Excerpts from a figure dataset

- - -

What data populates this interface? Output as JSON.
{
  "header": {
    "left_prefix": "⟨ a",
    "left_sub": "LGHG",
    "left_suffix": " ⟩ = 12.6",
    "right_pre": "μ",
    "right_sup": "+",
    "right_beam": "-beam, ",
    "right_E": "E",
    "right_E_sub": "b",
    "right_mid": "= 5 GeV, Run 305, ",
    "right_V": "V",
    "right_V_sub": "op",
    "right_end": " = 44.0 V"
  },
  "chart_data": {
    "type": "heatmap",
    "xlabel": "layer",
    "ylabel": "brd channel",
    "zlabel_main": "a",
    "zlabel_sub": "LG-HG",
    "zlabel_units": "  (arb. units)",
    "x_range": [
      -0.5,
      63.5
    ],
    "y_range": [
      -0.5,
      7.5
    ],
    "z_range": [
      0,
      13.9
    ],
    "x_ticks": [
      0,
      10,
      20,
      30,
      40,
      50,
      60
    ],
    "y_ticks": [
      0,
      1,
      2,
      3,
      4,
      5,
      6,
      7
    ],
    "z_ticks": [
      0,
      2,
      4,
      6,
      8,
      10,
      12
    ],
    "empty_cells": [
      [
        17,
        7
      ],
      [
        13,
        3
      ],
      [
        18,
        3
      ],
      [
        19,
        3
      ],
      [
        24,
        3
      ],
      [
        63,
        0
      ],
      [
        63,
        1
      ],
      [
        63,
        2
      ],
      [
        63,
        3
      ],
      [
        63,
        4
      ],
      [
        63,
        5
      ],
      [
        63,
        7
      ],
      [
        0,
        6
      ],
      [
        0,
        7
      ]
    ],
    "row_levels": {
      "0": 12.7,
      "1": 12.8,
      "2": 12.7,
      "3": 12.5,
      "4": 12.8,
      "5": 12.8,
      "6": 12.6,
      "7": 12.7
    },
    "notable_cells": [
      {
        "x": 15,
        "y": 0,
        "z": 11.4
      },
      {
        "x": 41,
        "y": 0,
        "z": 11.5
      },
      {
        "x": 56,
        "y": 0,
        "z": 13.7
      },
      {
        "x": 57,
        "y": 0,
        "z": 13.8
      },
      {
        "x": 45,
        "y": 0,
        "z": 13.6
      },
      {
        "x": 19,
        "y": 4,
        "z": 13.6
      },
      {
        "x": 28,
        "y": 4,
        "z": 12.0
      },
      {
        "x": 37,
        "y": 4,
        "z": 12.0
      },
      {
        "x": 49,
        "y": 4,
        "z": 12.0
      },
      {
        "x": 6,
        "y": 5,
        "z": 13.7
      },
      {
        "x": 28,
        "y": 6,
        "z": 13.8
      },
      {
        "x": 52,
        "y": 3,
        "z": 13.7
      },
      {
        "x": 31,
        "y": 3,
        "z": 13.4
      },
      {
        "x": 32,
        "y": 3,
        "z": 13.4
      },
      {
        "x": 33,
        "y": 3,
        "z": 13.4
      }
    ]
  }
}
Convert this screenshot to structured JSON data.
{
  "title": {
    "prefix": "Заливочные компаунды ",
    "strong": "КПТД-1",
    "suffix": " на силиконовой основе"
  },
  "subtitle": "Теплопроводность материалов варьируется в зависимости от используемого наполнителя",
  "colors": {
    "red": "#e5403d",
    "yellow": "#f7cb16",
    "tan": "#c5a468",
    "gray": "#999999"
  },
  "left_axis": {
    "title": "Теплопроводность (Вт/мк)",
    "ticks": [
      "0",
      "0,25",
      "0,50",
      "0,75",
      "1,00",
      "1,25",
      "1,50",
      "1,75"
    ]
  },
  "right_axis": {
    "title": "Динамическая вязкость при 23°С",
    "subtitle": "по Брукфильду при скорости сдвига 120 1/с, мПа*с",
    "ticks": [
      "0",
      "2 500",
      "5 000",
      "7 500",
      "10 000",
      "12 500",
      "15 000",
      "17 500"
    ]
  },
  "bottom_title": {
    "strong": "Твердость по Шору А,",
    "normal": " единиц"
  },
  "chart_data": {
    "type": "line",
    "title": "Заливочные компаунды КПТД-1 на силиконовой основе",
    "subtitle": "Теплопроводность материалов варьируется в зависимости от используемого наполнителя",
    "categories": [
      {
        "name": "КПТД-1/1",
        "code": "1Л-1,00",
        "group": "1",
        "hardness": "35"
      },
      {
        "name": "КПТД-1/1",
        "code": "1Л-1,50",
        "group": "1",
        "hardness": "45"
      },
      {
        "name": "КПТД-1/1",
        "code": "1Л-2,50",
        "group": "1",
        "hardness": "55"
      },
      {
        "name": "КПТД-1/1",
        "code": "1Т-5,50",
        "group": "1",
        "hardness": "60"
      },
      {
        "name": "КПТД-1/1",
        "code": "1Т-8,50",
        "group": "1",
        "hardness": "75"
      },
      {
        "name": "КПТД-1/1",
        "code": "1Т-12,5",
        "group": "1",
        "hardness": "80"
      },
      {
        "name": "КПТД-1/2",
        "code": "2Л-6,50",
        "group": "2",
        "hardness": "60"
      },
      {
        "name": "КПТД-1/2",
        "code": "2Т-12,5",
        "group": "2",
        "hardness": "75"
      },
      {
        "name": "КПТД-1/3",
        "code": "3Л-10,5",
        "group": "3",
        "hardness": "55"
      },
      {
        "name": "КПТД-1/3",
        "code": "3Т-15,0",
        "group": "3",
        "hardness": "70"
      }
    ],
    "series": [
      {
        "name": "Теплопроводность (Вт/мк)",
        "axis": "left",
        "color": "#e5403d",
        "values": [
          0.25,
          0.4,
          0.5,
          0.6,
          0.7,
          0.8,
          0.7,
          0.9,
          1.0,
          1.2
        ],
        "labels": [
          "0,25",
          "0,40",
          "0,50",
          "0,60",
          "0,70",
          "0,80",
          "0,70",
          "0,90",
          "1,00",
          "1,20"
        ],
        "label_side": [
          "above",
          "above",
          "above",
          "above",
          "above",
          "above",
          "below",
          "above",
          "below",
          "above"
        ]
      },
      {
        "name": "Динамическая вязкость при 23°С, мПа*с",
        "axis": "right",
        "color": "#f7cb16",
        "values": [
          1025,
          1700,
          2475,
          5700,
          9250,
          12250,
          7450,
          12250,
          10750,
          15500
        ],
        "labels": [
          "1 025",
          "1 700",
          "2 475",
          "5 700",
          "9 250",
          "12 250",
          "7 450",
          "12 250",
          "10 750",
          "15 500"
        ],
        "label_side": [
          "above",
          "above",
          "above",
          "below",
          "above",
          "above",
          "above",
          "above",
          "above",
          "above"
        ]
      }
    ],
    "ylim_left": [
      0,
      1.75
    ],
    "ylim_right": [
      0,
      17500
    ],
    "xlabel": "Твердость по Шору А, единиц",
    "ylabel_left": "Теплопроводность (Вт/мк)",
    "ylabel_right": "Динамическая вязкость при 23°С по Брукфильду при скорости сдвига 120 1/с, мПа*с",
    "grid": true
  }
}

- - -

**Task objective**. Identify the lines that contain the string "subtitle", and copy every one of them.

**Solution below**.
  "subtitle": "Теплопроводность материалов варьируется в зависимости от используемого наполнителя",
    "subtitle": "по Брукфильду при скорости сдвига 120 1/с, мПа*с",
    "subtitle": "Теплопроводность материалов варьируется в зависимости от используемого наполнителя",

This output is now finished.